__ACTION ITEM__.
If a line in the entries below includes "tout", show that line.

[[ DATA SECTION, beginning ]]

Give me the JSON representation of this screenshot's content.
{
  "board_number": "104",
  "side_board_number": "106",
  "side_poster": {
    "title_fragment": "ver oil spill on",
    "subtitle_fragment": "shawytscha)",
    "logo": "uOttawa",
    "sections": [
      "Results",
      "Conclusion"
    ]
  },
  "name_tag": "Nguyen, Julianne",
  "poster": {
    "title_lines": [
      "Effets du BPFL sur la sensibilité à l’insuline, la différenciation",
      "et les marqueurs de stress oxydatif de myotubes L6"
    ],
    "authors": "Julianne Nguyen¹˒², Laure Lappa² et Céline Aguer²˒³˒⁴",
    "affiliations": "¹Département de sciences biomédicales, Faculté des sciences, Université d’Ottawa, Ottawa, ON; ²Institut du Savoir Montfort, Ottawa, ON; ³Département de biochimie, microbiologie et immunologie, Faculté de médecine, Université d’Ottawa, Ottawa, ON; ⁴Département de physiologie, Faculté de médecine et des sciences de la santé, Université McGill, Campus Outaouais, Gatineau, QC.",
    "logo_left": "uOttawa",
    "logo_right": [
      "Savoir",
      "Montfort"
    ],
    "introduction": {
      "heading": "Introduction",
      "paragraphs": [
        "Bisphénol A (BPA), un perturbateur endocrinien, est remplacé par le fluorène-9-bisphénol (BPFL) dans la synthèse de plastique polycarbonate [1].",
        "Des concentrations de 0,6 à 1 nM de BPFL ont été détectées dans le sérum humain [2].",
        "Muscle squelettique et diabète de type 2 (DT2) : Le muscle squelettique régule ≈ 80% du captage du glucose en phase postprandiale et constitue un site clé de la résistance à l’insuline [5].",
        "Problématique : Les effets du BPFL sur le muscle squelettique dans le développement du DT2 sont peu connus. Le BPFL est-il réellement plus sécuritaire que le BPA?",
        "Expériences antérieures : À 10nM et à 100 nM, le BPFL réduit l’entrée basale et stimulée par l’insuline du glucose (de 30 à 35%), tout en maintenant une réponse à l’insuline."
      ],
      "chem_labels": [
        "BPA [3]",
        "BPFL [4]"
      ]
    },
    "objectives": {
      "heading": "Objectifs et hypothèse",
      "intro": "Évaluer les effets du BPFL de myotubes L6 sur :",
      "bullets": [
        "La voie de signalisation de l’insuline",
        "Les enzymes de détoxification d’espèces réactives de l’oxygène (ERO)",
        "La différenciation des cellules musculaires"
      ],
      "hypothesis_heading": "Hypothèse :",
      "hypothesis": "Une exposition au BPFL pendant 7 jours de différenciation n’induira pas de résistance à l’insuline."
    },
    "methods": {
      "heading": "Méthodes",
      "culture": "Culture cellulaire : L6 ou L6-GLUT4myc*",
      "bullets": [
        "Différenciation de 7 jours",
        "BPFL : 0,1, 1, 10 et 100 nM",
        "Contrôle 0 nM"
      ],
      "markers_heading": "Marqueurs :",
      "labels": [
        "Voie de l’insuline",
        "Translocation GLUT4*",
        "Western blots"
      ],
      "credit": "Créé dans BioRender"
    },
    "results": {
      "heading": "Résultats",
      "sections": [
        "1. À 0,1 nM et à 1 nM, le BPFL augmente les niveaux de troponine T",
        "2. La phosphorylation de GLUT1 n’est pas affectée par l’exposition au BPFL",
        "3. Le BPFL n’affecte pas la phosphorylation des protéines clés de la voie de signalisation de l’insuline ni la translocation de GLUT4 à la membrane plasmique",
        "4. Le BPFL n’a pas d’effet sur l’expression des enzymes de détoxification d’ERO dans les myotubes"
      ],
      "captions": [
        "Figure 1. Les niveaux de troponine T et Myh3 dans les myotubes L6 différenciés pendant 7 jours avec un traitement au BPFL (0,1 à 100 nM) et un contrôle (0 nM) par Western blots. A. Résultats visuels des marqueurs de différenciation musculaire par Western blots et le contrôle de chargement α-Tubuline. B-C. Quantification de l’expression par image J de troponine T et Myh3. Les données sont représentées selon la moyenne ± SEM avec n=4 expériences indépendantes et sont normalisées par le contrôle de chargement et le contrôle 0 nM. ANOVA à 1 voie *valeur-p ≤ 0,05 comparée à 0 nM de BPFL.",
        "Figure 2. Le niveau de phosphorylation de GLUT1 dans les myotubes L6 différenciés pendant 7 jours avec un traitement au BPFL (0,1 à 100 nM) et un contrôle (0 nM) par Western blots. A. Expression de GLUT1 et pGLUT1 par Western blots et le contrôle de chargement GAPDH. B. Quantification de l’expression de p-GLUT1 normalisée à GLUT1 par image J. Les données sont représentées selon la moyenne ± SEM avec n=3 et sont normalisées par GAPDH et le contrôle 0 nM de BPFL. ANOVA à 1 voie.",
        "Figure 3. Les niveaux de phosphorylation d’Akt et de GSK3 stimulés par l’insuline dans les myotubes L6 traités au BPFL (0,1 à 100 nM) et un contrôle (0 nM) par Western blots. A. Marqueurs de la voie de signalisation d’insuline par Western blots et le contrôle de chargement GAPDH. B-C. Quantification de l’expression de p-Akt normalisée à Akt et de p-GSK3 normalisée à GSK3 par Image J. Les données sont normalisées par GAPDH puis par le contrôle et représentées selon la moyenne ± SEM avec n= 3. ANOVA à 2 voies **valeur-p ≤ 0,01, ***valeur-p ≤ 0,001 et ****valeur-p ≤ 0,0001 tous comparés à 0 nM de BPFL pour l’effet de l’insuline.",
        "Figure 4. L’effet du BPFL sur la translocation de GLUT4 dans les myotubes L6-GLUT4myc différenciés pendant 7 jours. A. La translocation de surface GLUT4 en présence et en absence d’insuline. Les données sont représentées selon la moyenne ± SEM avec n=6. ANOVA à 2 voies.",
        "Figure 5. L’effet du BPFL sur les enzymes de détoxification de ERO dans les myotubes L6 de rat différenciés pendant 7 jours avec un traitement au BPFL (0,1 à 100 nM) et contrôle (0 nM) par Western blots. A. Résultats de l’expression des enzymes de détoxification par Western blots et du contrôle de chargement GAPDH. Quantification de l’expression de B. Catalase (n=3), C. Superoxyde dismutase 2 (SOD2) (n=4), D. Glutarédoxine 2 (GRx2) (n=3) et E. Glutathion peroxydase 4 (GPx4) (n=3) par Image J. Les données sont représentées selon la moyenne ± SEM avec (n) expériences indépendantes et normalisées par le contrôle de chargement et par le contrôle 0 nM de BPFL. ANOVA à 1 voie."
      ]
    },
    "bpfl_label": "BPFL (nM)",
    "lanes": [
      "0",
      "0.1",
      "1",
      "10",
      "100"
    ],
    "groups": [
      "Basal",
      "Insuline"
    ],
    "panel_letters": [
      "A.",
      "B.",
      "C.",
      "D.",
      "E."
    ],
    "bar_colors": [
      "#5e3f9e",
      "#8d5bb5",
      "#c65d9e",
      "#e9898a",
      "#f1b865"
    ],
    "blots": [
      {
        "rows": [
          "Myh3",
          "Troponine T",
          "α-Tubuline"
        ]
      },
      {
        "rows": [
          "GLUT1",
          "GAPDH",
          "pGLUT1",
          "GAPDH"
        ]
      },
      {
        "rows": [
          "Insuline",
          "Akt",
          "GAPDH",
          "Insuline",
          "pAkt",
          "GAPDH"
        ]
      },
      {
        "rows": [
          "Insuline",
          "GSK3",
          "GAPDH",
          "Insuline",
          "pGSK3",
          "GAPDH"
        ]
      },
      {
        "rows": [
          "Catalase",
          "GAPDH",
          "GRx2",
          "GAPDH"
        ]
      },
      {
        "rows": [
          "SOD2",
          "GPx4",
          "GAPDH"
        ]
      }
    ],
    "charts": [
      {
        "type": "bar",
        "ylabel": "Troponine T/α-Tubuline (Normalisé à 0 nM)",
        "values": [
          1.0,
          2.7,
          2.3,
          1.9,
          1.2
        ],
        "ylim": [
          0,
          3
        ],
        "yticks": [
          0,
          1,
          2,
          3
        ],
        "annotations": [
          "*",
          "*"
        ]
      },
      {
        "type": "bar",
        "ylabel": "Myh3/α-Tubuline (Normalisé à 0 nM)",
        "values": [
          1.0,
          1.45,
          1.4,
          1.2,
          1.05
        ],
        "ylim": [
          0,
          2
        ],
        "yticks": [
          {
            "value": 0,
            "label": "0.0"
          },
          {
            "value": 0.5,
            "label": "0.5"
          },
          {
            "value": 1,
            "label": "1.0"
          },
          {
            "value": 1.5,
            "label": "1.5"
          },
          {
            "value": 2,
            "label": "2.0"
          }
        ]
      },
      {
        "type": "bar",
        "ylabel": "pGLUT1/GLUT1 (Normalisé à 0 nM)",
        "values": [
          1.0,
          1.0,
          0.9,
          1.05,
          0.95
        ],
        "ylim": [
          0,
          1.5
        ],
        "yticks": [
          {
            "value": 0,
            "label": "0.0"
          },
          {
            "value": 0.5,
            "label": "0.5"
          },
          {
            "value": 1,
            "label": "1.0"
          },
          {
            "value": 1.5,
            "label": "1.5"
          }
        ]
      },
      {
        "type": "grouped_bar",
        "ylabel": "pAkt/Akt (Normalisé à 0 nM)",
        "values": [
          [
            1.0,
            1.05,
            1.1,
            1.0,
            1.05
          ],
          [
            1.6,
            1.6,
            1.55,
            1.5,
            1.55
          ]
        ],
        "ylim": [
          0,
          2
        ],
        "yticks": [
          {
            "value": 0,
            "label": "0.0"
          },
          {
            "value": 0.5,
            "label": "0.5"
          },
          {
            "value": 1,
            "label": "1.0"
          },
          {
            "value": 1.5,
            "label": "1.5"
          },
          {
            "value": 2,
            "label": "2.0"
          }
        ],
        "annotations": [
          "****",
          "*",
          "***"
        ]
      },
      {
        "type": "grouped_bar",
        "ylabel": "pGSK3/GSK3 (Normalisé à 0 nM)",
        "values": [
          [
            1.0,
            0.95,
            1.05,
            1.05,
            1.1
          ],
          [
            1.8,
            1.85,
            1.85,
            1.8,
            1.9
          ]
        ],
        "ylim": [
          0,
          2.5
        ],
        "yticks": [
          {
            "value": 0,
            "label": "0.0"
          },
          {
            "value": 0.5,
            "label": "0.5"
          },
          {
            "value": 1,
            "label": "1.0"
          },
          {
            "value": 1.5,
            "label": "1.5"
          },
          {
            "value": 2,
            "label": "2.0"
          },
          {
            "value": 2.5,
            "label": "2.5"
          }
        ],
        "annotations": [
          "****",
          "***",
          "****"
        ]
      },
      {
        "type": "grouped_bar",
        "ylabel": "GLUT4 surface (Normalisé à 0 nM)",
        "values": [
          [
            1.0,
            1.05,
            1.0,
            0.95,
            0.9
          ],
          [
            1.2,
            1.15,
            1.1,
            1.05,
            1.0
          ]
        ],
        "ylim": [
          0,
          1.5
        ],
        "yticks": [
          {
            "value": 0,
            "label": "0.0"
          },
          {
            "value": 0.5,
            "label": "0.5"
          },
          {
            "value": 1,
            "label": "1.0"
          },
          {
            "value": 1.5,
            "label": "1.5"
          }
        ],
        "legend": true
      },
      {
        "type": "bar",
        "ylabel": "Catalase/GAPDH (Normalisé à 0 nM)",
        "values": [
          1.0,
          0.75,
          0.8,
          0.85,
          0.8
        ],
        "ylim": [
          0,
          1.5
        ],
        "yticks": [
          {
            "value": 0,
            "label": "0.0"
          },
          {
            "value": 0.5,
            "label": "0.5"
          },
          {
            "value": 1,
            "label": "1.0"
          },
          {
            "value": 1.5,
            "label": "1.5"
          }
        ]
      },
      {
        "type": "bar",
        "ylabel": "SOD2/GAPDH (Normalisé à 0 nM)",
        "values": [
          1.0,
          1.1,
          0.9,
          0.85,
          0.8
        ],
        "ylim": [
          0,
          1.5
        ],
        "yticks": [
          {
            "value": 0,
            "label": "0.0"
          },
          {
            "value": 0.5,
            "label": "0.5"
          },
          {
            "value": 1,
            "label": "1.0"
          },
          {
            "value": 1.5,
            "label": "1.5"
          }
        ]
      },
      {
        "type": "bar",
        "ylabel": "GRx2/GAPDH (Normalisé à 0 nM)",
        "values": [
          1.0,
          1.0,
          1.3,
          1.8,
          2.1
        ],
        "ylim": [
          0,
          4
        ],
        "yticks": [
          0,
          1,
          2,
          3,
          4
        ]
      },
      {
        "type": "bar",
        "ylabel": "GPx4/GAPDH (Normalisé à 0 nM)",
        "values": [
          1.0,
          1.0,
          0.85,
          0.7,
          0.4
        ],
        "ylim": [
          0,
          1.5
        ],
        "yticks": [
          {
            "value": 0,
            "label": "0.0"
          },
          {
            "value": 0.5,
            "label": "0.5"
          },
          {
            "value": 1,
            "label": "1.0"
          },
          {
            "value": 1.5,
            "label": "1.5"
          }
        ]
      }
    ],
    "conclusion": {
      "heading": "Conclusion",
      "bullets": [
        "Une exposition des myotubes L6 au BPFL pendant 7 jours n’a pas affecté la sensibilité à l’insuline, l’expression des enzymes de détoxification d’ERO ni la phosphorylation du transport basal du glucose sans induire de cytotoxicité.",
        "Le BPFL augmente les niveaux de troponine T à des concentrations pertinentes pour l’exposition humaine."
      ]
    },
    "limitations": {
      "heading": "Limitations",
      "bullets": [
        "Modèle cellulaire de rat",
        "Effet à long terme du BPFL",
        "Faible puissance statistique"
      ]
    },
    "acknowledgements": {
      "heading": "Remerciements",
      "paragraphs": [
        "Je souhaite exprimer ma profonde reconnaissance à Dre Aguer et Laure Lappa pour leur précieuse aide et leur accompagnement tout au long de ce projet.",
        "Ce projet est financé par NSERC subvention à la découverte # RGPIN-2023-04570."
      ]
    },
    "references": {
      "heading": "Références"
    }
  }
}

[[ DATA SECTION, end ]]

__REPLY__.
        "Expériences antérieures : À 10nM et à 100 nM, le BPFL réduit l’entrée basale et stimulée par l’insuline du glucose (de 30 à 35%), tout en maintenant une réponse à l’insuline."
        "Je souhaite exprimer ma profonde reconnaissance à Dre Aguer et Laure Lappa pour leur précieuse aide et leur accompagnement tout au long de ce projet.",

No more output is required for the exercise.